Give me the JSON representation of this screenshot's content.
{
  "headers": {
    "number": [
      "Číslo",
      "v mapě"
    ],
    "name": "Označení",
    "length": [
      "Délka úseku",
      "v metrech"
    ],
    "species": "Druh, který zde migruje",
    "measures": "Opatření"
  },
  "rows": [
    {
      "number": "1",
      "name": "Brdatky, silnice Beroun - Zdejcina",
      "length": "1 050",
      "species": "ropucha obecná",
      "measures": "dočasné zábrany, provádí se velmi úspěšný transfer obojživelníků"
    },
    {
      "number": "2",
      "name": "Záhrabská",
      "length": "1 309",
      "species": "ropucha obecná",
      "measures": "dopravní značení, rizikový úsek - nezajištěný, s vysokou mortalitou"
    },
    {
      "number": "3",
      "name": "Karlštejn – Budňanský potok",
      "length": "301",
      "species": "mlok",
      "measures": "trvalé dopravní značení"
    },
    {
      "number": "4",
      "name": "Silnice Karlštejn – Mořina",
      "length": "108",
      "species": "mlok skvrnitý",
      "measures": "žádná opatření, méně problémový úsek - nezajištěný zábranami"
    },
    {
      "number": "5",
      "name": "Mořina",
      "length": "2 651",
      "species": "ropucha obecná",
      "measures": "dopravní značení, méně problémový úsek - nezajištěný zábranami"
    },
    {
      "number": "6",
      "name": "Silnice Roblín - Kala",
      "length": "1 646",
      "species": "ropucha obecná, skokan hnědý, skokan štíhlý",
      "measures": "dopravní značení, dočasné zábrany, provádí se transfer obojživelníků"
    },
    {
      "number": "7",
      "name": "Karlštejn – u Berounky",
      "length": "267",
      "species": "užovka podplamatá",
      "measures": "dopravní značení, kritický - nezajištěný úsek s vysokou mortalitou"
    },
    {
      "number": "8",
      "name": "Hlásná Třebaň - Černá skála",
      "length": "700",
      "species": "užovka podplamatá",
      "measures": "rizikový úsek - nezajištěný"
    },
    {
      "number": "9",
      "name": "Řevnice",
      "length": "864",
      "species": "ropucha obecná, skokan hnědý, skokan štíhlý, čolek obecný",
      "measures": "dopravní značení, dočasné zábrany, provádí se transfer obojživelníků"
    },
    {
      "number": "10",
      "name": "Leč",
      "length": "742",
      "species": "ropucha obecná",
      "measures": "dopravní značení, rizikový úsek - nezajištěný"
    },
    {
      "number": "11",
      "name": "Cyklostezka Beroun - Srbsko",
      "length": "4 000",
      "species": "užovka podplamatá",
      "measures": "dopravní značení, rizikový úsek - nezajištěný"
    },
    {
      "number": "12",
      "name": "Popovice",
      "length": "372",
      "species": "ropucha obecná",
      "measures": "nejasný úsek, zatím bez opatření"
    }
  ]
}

§ §

#### WORK REQUIRED
Extract all lines as given.

#### SOLUTION TO THIS TASK
Give me the JSON representation of this screenshot's content.
{
  "headers": {
    "number": [
      "Číslo",
      "v mapě"
    ],
    "name": "Označení",
    "length": [
      "Délka úseku",
      "v metrech"
    ],
    "species": "Druh, který zde migruje",
    "measures": "Opatření"
  },
  "rows": [
    {
      "number": "1",
      "name": "Brdatky, silnice Beroun - Zdejcina",
      "length": "1 050",
      "species": "ropucha obecná",
      "measures": "dočasné zábrany, provádí se velmi úspěšný transfer obojživelníků"
    },
    {
      "number": "2",
      "name": "Záhrabská",
      "length": "1 309",
      "species": "ropucha obecná",
      "measures": "dopravní značení, rizikový úsek - nezajištěný, s vysokou mortalitou"
    },
    {
      "number": "3",
      "name": "Karlštejn – Budňanský potok",
      "length": "301",
      "species": "mlok",
      "measures": "trvalé dopravní značení"
    },
    {
      "number": "4",
      "name": "Silnice Karlštejn – Mořina",
      "length": "108",
      "species": "mlok skvrnitý",
      "measures": "žádná opatření, méně problémový úsek - nezajištěný zábranami"
    },
    {
      "number": "5",
      "name": "Mořina",
      "length": "2 651",
      "species": "ropucha obecná",
      "measures": "dopravní značení, méně problémový úsek - nezajištěný zábranami"
    },
    {
      "number": "6",
      "name": "Silnice Roblín - Kala",
      "length": "1 646",
      "species": "ropucha obecná, skokan hnědý, skokan štíhlý",
      "measures": "dopravní značení, dočasné zábrany, provádí se transfer obojživelníků"
    },
    {
      "number": "7",
      "name": "Karlštejn – u Berounky",
      "length": "267",
      "species": "užovka podplamatá",
      "measures": "dopravní značení, kritický - nezajištěný úsek s vysokou mortalitou"
    },
    {
      "number": "8",
      "name": "Hlásná Třebaň - Černá skála",
      "length": "700",
      "species": "užovka podplamatá",
      "measures": "rizikový úsek - nezajištěný"
    },
    {
      "number": "9",
      "name": "Řevnice",
      "length": "864",
      "species": "ropucha obecná, skokan hnědý, skokan štíhlý, čolek obecný",
      "measures": "dopravní značení, dočasné zábrany, provádí se transfer obojživelníků"
    },
    {
      "number": "10",
      "name": "Leč",
      "length": "742",
      "species": "ropucha obecná",
      "measures": "dopravní značení, rizikový úsek - nezajištěný"
    },
    {
      "number": "11",
      "name": "Cyklostezka Beroun - Srbsko",
      "length": "4 000",
      "species": "užovka podplamatá",
      "measures": "dopravní značení, rizikový úsek - nezajištěný"
    },
    {
      "number": "12",
      "name": "Popovice",
      "length": "372",
      "species": "ropucha obecná",
      "measures": "nejasný úsek, zatím bez opatření"
    }
  ]
}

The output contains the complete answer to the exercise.